Source records:
┌──

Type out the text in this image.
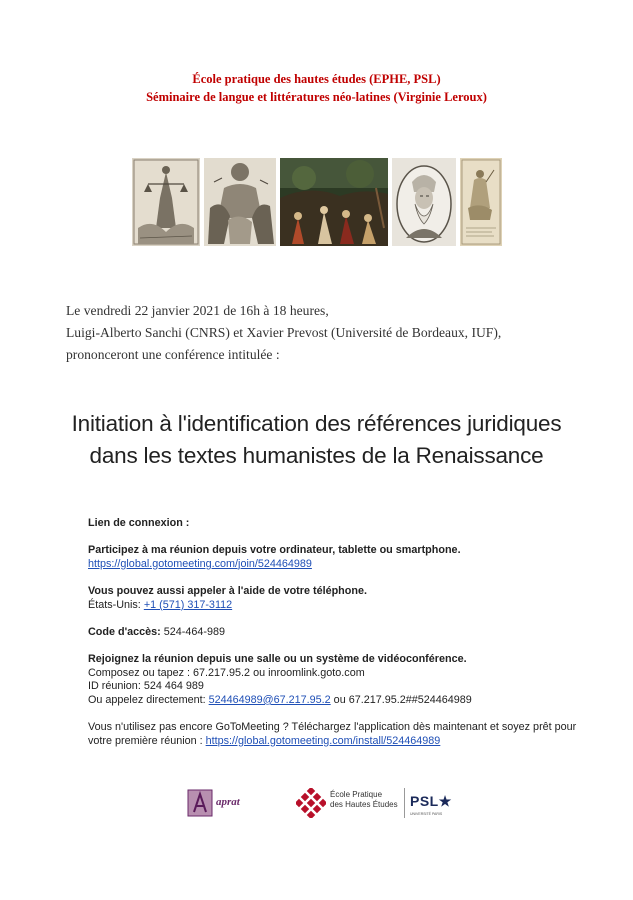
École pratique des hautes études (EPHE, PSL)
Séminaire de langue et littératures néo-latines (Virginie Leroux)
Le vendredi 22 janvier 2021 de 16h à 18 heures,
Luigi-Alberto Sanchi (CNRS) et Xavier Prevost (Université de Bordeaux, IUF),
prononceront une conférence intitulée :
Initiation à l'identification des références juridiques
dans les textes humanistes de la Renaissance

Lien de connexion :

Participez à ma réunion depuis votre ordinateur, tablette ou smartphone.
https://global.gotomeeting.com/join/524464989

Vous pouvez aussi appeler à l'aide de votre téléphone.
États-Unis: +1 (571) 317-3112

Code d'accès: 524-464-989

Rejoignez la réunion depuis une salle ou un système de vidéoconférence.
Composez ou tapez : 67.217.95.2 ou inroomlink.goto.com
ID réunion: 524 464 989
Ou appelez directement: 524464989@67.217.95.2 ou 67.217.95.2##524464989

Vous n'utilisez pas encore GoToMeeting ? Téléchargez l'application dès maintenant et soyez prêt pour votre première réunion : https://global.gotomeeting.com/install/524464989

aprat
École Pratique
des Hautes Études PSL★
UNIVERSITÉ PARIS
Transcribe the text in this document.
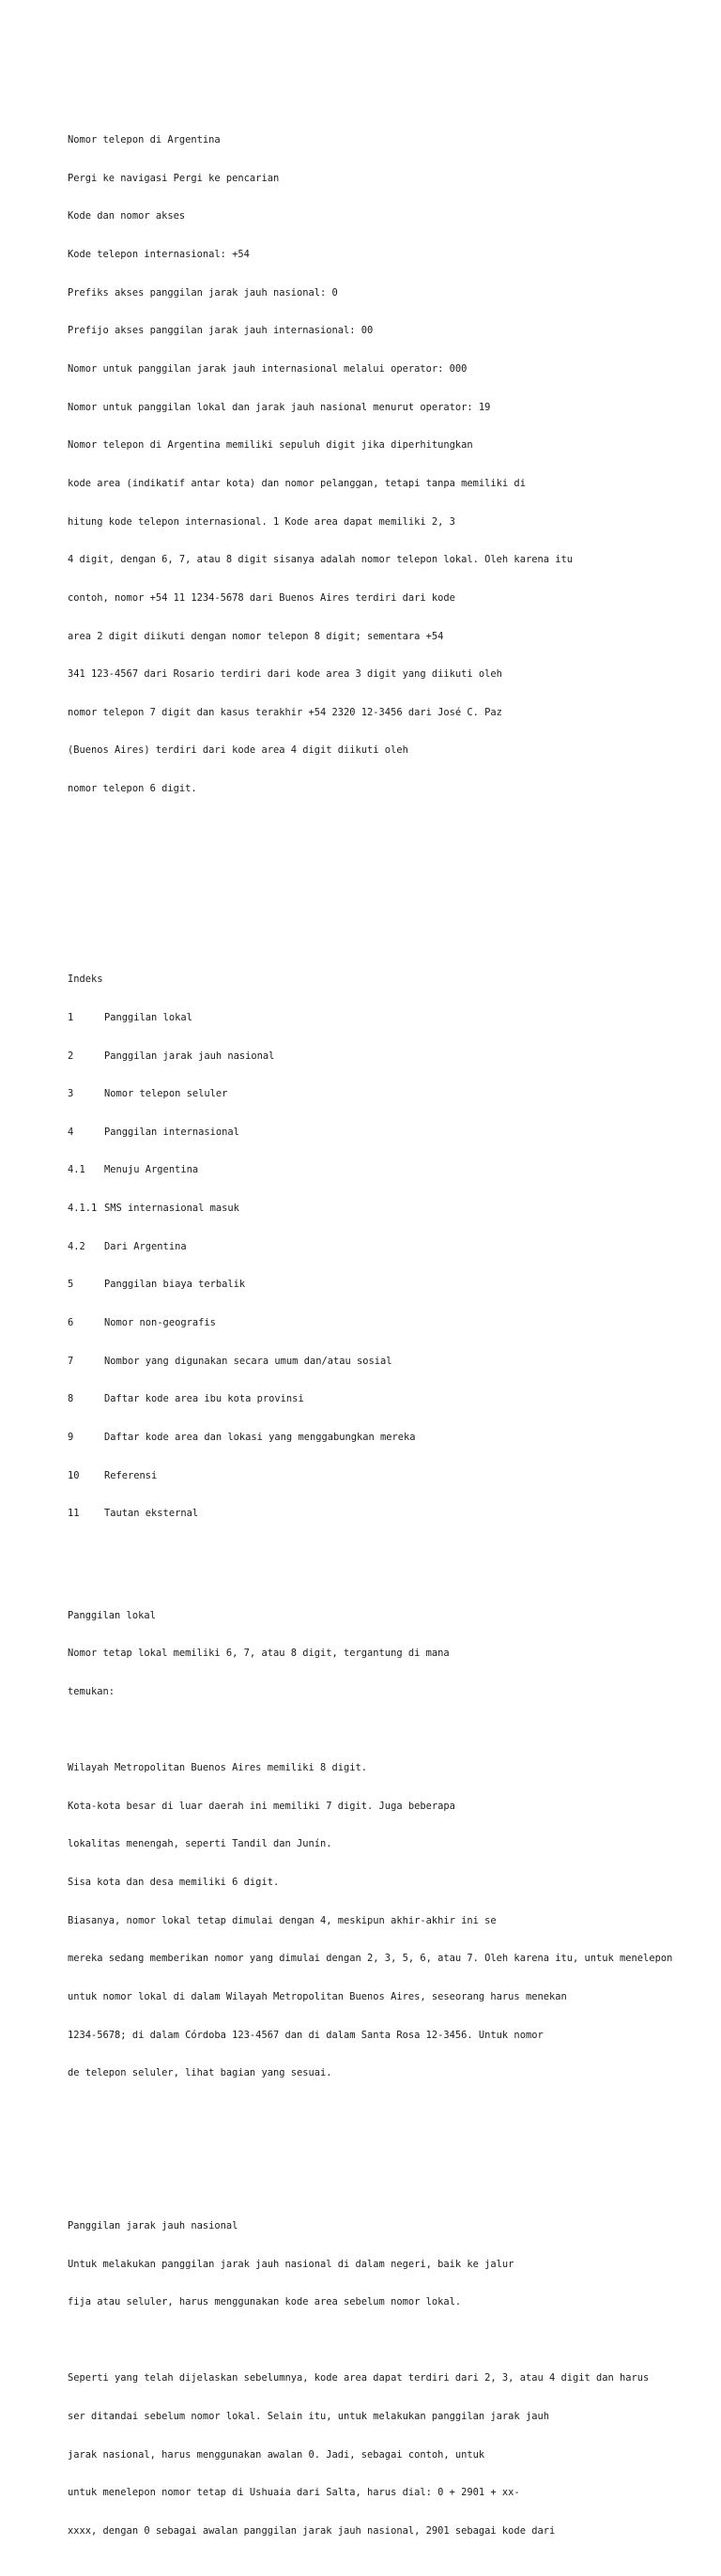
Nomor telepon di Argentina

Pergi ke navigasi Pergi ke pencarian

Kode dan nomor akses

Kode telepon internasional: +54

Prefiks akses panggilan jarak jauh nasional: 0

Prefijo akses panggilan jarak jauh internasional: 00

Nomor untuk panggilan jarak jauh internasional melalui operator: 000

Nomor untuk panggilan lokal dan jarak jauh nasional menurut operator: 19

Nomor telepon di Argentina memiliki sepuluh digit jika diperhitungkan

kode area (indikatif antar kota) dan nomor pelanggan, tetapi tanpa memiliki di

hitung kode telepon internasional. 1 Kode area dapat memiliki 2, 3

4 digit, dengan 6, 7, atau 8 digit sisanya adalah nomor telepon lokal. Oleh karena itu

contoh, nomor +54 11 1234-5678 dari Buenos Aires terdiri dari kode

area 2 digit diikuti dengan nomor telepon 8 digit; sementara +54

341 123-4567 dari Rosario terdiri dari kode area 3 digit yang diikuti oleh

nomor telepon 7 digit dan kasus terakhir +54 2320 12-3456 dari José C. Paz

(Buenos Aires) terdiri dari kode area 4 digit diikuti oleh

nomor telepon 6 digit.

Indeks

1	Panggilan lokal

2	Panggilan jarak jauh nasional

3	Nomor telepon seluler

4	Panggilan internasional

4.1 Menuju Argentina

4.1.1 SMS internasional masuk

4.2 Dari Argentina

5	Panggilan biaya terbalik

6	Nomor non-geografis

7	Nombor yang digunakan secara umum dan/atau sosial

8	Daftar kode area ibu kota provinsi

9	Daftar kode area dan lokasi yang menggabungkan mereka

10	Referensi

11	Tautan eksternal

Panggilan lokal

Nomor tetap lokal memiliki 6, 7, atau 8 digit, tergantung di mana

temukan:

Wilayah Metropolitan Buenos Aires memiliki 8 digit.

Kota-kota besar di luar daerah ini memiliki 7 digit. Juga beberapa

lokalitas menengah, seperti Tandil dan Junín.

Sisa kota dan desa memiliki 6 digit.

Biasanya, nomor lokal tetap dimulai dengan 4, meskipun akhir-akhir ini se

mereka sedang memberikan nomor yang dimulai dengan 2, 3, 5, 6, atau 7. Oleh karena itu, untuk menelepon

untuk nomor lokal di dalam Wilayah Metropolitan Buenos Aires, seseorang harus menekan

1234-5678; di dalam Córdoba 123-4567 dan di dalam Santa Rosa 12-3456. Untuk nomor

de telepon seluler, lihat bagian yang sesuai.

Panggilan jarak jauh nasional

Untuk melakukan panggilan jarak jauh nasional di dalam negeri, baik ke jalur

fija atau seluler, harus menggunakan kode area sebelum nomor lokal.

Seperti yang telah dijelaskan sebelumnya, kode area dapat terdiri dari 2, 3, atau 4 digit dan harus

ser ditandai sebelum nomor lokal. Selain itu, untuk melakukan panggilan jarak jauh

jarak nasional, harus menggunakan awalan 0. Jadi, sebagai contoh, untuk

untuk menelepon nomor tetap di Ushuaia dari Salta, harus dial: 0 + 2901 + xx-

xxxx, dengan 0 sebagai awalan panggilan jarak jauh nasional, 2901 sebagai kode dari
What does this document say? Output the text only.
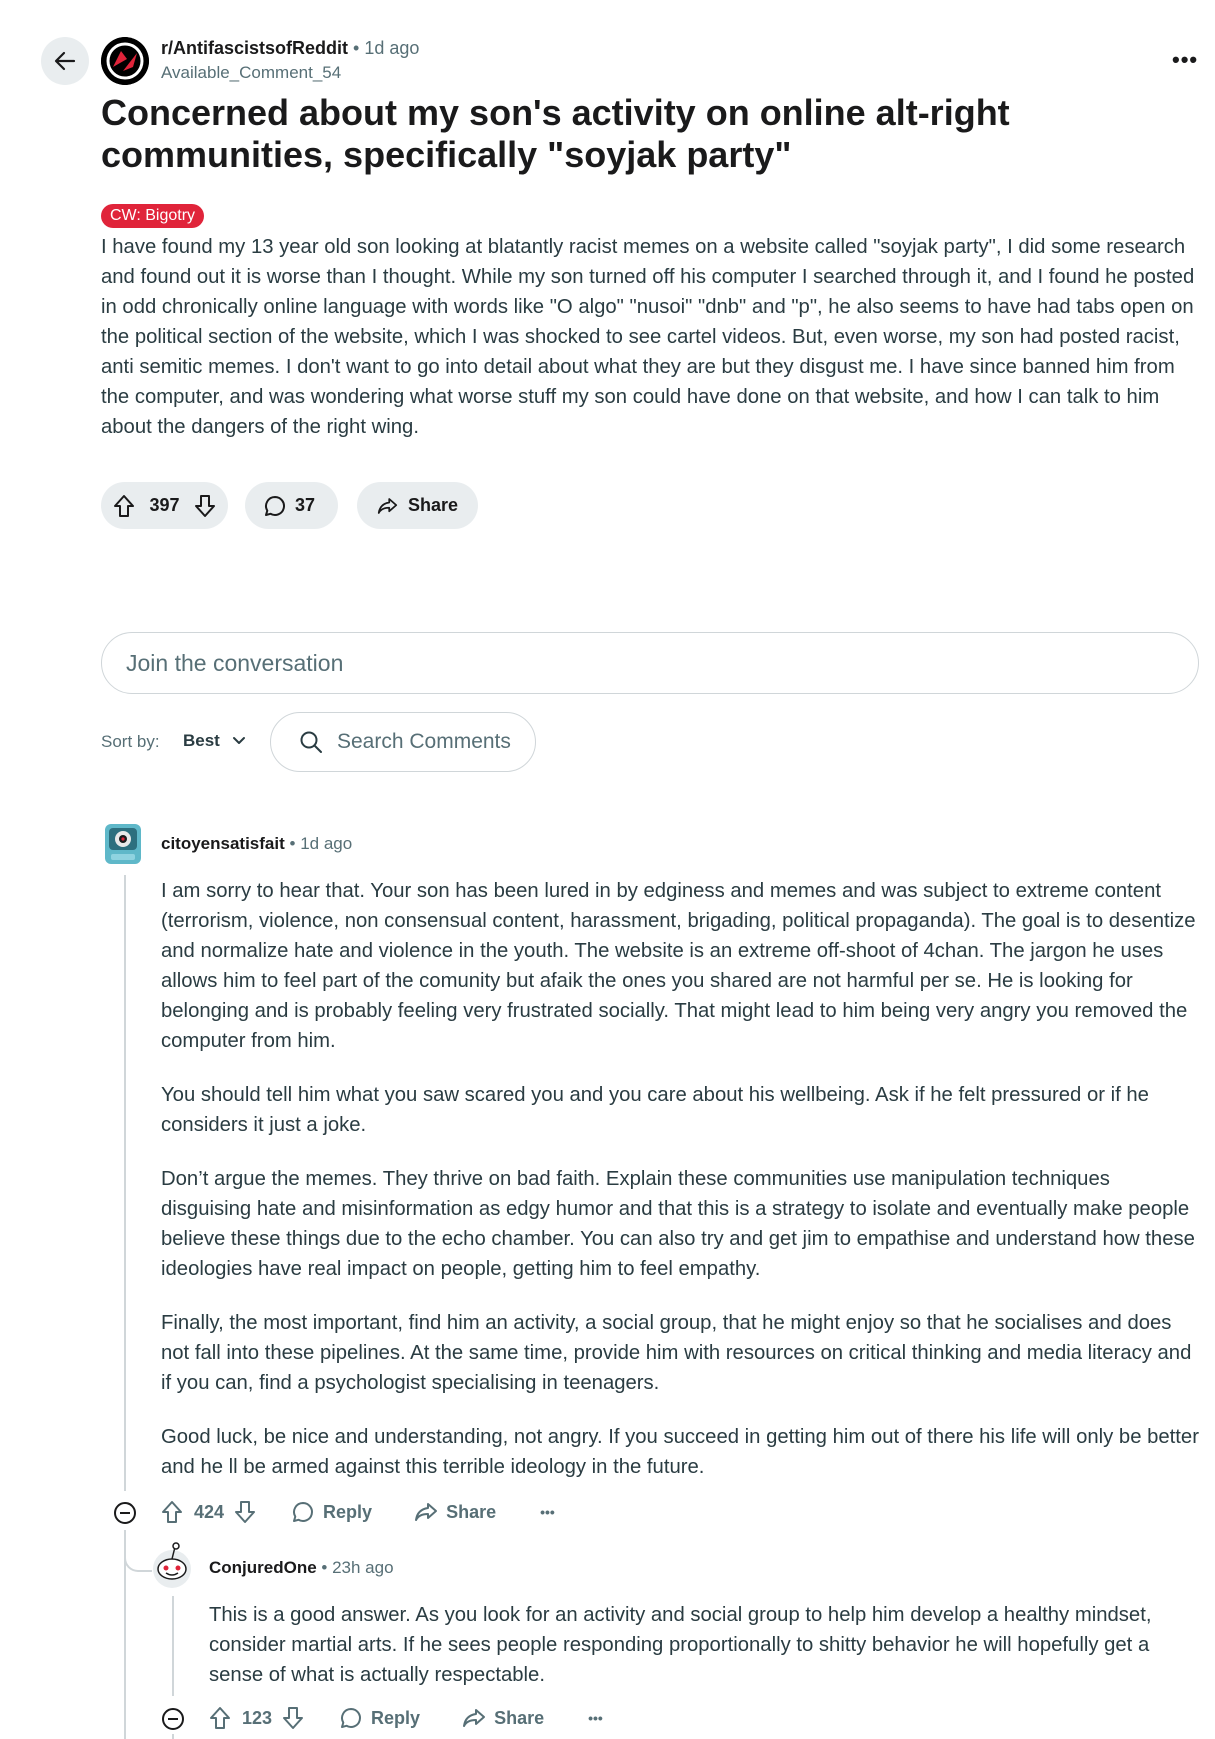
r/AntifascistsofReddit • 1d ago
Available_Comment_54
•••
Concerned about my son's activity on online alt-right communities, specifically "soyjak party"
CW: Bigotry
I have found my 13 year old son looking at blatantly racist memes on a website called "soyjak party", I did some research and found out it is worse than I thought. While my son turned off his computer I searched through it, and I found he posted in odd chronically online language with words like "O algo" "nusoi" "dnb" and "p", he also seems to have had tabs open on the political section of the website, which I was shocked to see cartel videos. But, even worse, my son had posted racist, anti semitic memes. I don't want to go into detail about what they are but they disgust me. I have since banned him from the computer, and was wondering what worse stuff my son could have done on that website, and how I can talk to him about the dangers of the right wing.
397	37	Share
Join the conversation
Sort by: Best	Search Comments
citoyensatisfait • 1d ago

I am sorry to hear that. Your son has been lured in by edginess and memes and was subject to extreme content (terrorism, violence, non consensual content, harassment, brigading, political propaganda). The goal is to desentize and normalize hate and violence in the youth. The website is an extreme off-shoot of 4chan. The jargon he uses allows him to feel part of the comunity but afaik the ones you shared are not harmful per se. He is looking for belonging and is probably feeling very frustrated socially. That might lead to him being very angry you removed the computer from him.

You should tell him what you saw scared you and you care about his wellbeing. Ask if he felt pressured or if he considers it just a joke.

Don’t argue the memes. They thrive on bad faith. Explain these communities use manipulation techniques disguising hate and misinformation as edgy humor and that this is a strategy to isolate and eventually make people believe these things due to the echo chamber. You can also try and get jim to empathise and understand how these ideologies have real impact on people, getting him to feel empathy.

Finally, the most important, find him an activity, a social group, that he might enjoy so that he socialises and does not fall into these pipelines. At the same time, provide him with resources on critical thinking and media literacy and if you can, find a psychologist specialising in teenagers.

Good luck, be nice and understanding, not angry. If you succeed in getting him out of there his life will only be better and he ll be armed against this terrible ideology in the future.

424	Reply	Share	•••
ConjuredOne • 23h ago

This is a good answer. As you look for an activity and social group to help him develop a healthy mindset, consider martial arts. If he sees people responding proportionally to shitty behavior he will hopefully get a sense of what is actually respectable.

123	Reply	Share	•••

└──

Work instructions: Only the number is required: the count of lines containing the word "réunion".

Exercise answer: 4